(INSTRUCTIONS FOR THE TASK): Without including any pictures, copy each entry below exactly.

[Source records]

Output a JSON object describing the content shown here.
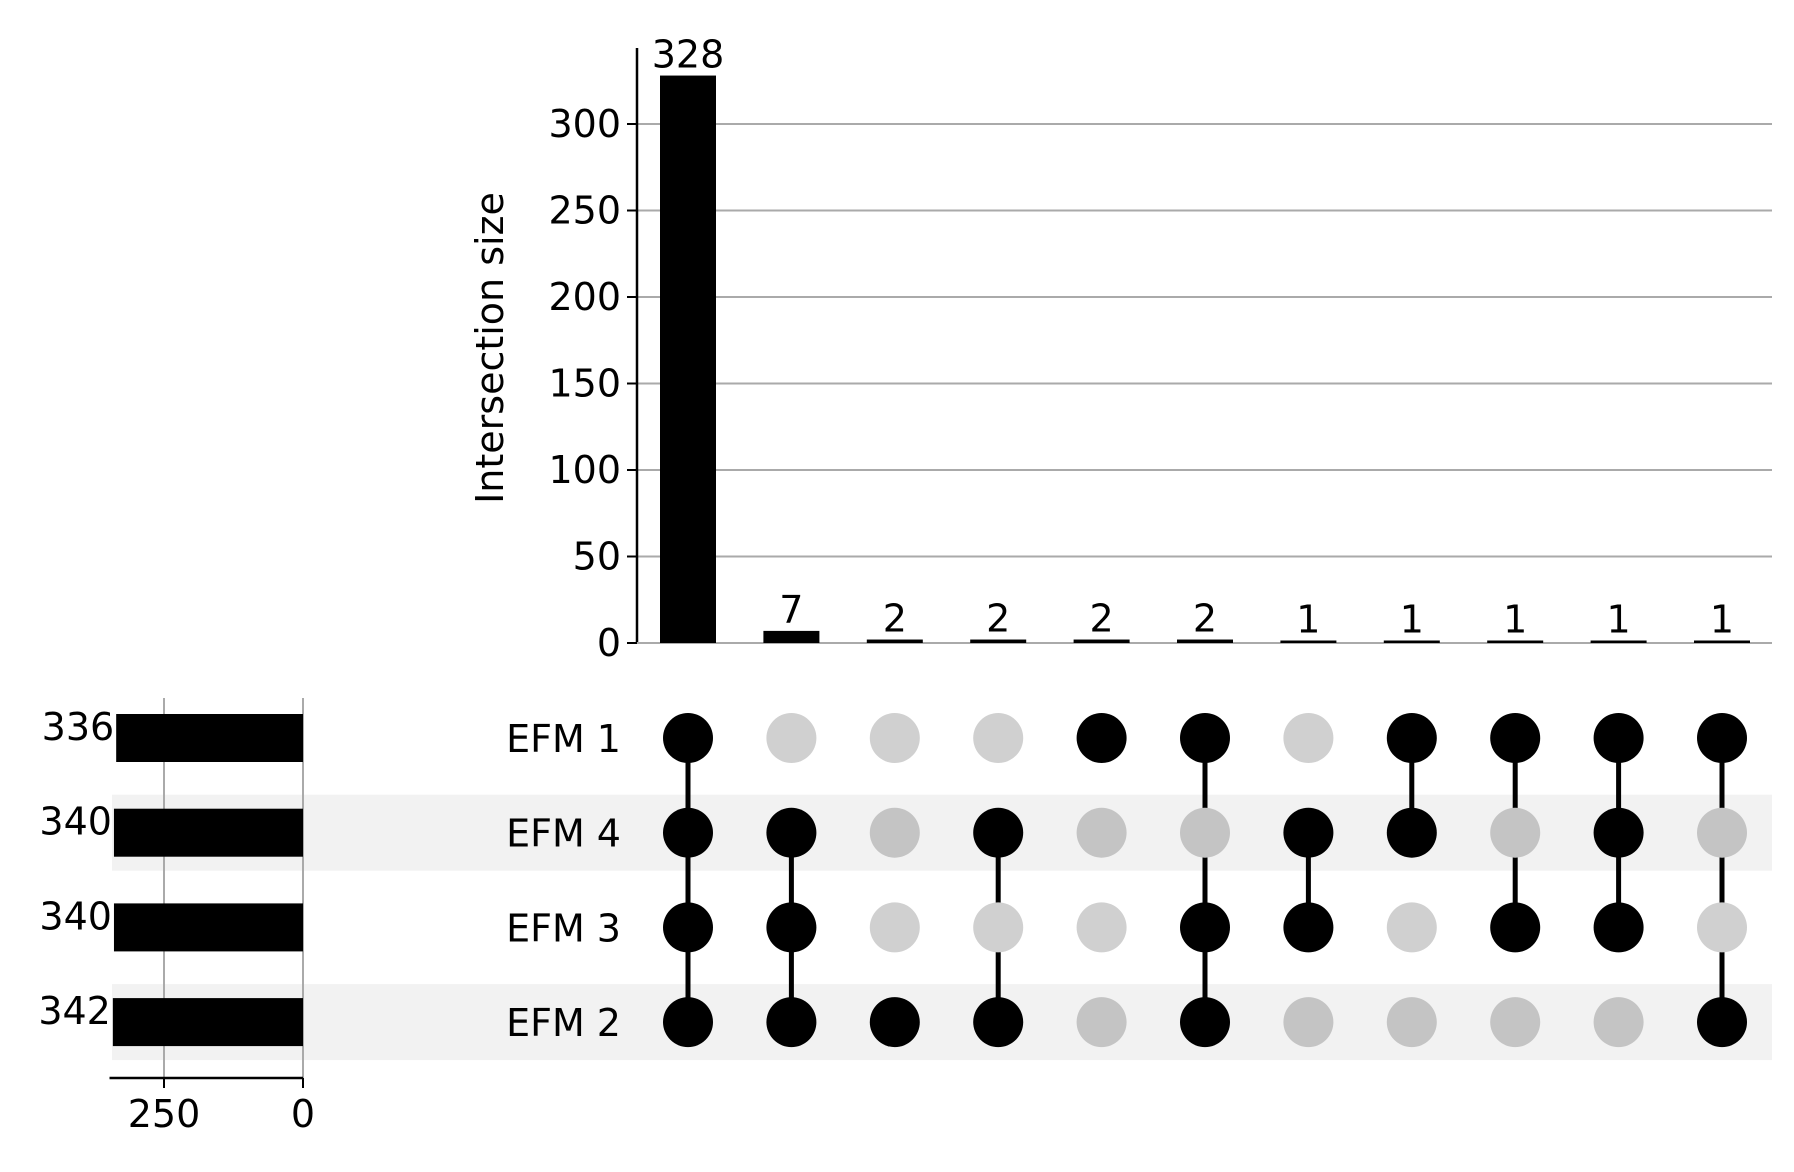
{
  "chart_data": {
    "type": "upset",
    "title": "",
    "intersection_axis": {
      "label": "Intersection size",
      "ylim": [
        0,
        345
      ],
      "ticks": [
        0,
        50,
        100,
        150,
        200,
        250,
        300
      ],
      "tick_labels": [
        "0",
        "50",
        "100",
        "150",
        "200",
        "250",
        "300"
      ],
      "grid": true
    },
    "set_size_axis": {
      "label": "",
      "xlim_reversed": [
        0,
        360
      ],
      "ticks": [
        250,
        0
      ],
      "tick_labels": [
        "250",
        "0"
      ],
      "grid": true
    },
    "sets": [
      {
        "name": "EFM 1",
        "size": 336,
        "size_label": "336"
      },
      {
        "name": "EFM 4",
        "size": 340,
        "size_label": "340"
      },
      {
        "name": "EFM 3",
        "size": 340,
        "size_label": "340"
      },
      {
        "name": "EFM 2",
        "size": 342,
        "size_label": "342"
      }
    ],
    "intersections": [
      {
        "size": 328,
        "label": "328",
        "members": [
          "EFM 1",
          "EFM 4",
          "EFM 3",
          "EFM 2"
        ]
      },
      {
        "size": 7,
        "label": "7",
        "members": [
          "EFM 4",
          "EFM 3",
          "EFM 2"
        ]
      },
      {
        "size": 2,
        "label": "2",
        "members": [
          "EFM 2"
        ]
      },
      {
        "size": 2,
        "label": "2",
        "members": [
          "EFM 4",
          "EFM 2"
        ]
      },
      {
        "size": 2,
        "label": "2",
        "members": [
          "EFM 1"
        ]
      },
      {
        "size": 2,
        "label": "2",
        "members": [
          "EFM 1",
          "EFM 3",
          "EFM 2"
        ]
      },
      {
        "size": 1,
        "label": "1",
        "members": [
          "EFM 4",
          "EFM 3"
        ]
      },
      {
        "size": 1,
        "label": "1",
        "members": [
          "EFM 1",
          "EFM 4"
        ]
      },
      {
        "size": 1,
        "label": "1",
        "members": [
          "EFM 1",
          "EFM 3"
        ]
      },
      {
        "size": 1,
        "label": "1",
        "members": [
          "EFM 1",
          "EFM 4",
          "EFM 3"
        ]
      },
      {
        "size": 1,
        "label": "1",
        "members": [
          "EFM 1",
          "EFM 2"
        ]
      }
    ],
    "colors": {
      "bar": "#000000",
      "dot_active": "#000000",
      "dot_inactive_light": "#d0d0d0",
      "dot_inactive_shaded": "#c4c4c4",
      "row_shade": "#f2f2f2",
      "grid": "#aaaaaa"
    }
  }
}
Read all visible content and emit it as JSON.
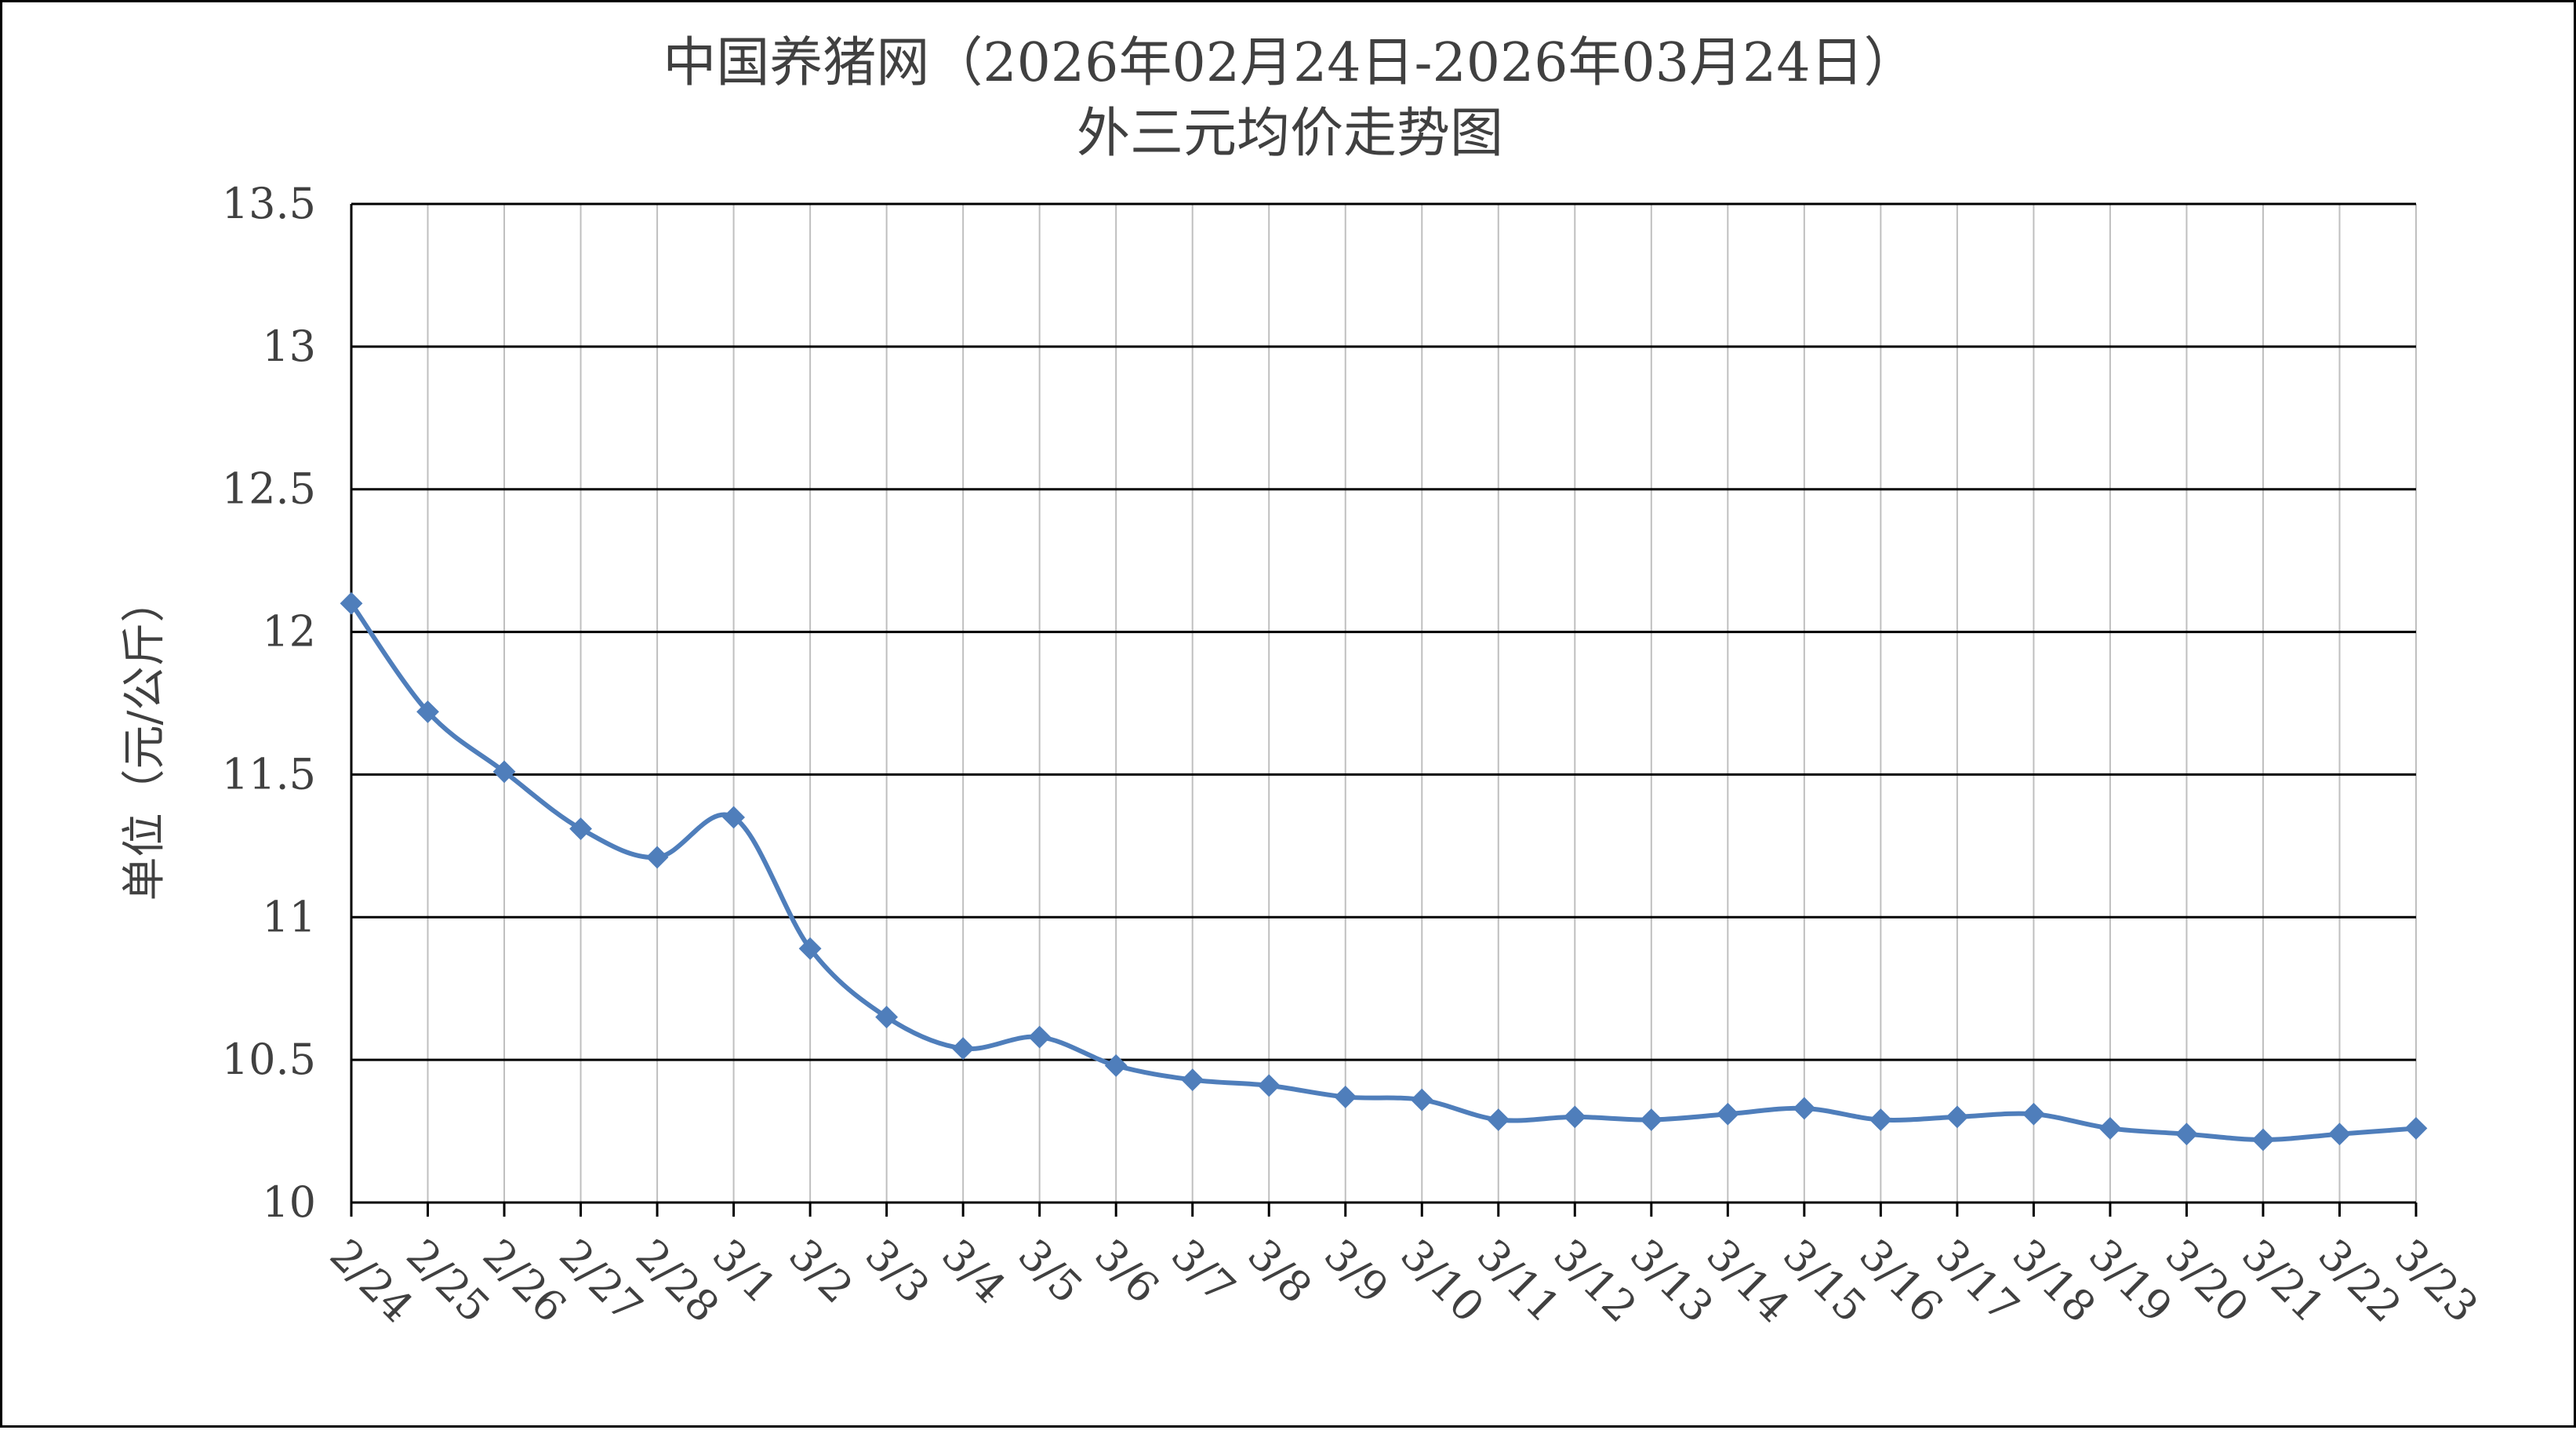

(SOLUTION FOR THIS EXERCISE):
Output a JSON object describing the content shown here.
{
  "chart_data": {
    "type": "upset",
    "title": "",
    "intersection_axis": {
      "label": "Intersection size",
      "ylim": [
        0,
        345
      ],
      "ticks": [
        0,
        50,
        100,
        150,
        200,
        250,
        300
      ],
      "tick_labels": [
        "0",
        "50",
        "100",
        "150",
        "200",
        "250",
        "300"
      ],
      "grid": true
    },
    "set_size_axis": {
      "label": "",
      "xlim_reversed": [
        0,
        360
      ],
      "ticks": [
        250,
        0
      ],
      "tick_labels": [
        "250",
        "0"
      ],
      "grid": true
    },
    "sets": [
      {
        "name": "EFM 1",
        "size": 336,
        "size_label": "336"
      },
      {
        "name": "EFM 4",
        "size": 340,
        "size_label": "340"
      },
      {
        "name": "EFM 3",
        "size": 340,
        "size_label": "340"
      },
      {
        "name": "EFM 2",
        "size": 342,
        "size_label": "342"
      }
    ],
    "intersections": [
      {
        "size": 328,
        "label": "328",
        "members": [
          "EFM 1",
          "EFM 4",
          "EFM 3",
          "EFM 2"
        ]
      },
      {
        "size": 7,
        "label": "7",
        "members": [
          "EFM 4",
          "EFM 3",
          "EFM 2"
        ]
      },
      {
        "size": 2,
        "label": "2",
        "members": [
          "EFM 2"
        ]
      },
      {
        "size": 2,
        "label": "2",
        "members": [
          "EFM 4",
          "EFM 2"
        ]
      },
      {
        "size": 2,
        "label": "2",
        "members": [
          "EFM 1"
        ]
      },
      {
        "size": 2,
        "label": "2",
        "members": [
          "EFM 1",
          "EFM 3",
          "EFM 2"
        ]
      },
      {
        "size": 1,
        "label": "1",
        "members": [
          "EFM 4",
          "EFM 3"
        ]
      },
      {
        "size": 1,
        "label": "1",
        "members": [
          "EFM 1",
          "EFM 4"
        ]
      },
      {
        "size": 1,
        "label": "1",
        "members": [
          "EFM 1",
          "EFM 3"
        ]
      },
      {
        "size": 1,
        "label": "1",
        "members": [
          "EFM 1",
          "EFM 4",
          "EFM 3"
        ]
      },
      {
        "size": 1,
        "label": "1",
        "members": [
          "EFM 1",
          "EFM 2"
        ]
      }
    ],
    "colors": {
      "bar": "#000000",
      "dot_active": "#000000",
      "dot_inactive_light": "#d0d0d0",
      "dot_inactive_shaded": "#c4c4c4",
      "row_shade": "#f2f2f2",
      "grid": "#aaaaaa"
    }
  }
}
Read all visible content and emit it as JSON.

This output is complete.